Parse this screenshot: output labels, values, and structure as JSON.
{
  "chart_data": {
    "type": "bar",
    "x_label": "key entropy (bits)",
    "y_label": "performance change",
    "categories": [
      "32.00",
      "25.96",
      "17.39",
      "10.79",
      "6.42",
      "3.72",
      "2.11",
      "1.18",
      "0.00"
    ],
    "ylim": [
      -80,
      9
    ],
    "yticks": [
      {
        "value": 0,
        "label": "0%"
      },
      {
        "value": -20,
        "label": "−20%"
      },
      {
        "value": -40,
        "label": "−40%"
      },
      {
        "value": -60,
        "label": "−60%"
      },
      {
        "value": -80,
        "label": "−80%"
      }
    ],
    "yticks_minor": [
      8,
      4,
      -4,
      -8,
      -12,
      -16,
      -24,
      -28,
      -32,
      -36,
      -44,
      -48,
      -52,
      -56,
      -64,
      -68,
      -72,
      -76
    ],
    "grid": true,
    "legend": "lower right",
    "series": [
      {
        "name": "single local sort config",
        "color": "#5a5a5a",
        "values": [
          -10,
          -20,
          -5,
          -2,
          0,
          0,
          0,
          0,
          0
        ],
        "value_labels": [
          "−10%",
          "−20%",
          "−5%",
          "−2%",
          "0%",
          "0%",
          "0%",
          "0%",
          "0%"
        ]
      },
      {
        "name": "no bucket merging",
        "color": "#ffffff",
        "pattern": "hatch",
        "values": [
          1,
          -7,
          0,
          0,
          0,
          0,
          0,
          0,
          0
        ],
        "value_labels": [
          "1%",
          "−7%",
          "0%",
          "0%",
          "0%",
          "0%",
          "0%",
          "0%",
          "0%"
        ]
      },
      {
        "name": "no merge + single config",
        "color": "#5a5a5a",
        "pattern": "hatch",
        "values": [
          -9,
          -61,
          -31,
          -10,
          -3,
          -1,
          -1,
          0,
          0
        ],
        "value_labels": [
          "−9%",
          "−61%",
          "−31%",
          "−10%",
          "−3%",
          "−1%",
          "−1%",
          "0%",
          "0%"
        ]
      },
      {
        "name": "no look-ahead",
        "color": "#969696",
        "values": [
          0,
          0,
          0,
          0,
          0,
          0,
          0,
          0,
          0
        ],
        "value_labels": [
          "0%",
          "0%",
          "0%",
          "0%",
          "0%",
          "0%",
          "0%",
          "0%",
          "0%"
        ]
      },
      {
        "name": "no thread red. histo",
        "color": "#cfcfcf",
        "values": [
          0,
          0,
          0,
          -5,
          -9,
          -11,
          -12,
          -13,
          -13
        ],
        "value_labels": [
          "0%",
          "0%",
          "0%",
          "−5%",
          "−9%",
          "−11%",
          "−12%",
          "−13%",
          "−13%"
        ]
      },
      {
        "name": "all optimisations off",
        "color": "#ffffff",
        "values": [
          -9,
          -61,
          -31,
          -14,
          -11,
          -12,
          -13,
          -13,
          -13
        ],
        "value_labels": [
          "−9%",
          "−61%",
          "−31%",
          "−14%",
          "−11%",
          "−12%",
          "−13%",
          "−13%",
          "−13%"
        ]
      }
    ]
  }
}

──────────────────────────────

▸ Aim of the task: Scan the listing above and identify each line holding the string "name"; copy every such line.

▸ Expected answer:
        "name": "single local sort config",
        "name": "no bucket merging",
        "name": "no merge + single config",
        "name": "no look-ahead",
        "name": "no thread red. histo",
        "name": "all optimisations off",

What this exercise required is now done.